Text for analysis section start

The safest way to save a movie from a Macintosh computer that you want to transfer to a PC is to save it as an AVI file. The problem is (as pointed out in the comments below!) is that the latest version of Quicktime cannot save AVI’s. To save an AVI file you’ll need to use Quicktime 7, AND you’ll need to upgrade it to quicktime pro which unfortunately is no longer available.
The older Windows movie maker (the one that came with Windows XP and Vista) only imports .asf, .avi and .wmv files. So if you want to export movies from your Mac that someone in the PC world is to be able to read, and better yet, edit, it will need to be in one of these three formats. QuickTime can export an AVI movie, but not the other two formats.

Text for analysis section end
Information shown section start

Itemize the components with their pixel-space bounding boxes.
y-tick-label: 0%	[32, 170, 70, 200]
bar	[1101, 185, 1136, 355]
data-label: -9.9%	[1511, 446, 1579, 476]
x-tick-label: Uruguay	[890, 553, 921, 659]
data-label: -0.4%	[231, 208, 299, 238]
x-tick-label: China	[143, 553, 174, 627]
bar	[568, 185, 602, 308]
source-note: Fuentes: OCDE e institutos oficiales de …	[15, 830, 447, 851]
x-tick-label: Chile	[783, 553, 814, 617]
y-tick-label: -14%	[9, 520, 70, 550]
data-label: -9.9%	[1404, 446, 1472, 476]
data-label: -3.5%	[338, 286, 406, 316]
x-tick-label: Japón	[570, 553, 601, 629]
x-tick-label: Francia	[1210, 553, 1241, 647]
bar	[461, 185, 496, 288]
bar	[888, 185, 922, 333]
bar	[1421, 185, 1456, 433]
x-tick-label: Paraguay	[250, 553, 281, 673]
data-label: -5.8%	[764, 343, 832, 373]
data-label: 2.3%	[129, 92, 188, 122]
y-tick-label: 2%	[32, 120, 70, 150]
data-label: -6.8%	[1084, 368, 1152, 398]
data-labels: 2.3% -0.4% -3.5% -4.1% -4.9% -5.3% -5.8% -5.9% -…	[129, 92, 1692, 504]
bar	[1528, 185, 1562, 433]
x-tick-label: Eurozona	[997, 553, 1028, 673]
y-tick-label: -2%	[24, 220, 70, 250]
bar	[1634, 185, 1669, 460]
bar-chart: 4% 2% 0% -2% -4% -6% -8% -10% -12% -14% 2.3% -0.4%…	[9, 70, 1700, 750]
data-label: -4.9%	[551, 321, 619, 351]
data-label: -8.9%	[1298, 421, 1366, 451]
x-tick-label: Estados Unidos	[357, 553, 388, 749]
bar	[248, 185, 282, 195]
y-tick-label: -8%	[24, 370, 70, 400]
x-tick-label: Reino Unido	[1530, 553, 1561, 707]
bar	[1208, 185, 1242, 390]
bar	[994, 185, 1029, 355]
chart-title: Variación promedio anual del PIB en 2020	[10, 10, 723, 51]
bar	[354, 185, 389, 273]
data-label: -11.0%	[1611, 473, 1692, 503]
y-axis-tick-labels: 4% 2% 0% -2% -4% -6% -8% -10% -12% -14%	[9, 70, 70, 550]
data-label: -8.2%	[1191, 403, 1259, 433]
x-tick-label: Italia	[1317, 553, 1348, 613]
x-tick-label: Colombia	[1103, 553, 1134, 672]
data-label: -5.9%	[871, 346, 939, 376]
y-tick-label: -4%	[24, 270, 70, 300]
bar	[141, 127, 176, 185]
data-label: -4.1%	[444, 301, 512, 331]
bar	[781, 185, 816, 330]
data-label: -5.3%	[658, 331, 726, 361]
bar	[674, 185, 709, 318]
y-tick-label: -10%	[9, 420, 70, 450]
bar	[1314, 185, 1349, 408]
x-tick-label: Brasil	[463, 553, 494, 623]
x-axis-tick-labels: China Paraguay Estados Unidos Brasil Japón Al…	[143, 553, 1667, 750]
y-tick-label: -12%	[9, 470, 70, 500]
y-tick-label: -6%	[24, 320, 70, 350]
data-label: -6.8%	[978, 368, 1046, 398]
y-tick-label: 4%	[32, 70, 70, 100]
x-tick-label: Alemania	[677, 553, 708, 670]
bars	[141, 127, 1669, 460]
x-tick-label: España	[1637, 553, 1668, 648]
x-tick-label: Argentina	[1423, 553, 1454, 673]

Information shown section end

*Work instruction 1*:
According to the text on moving Mac movies to a PC, which file types does the older Windows Movie Maker import?
*Work instruction 2*:
Carry the text on saving Mac movies for PC users further, starting after its final sentence.

*Answer section 1*:
.asf, .avi and .wmv files

*Answer section 2*:
For newer PC’s, the latest Windows Live movie maker (included with Windows 7) can read QuickTime movies which is great. It cannot however save AVI files! (Only WMV). I assume this means that Microsoft is phasing out AVI files?
Anyway, for the present time AVI seems to be the best way to transfer files to a PC. It doesn’t where the file was created, iMovie, iDVD, digital camera footage or whatever. This is irrelevant. If you export it as AVI then a Windows computer can read it.
To export a QuickTime movie as an AVI movie:
1. In QuickTime 7 Pro select File > Export.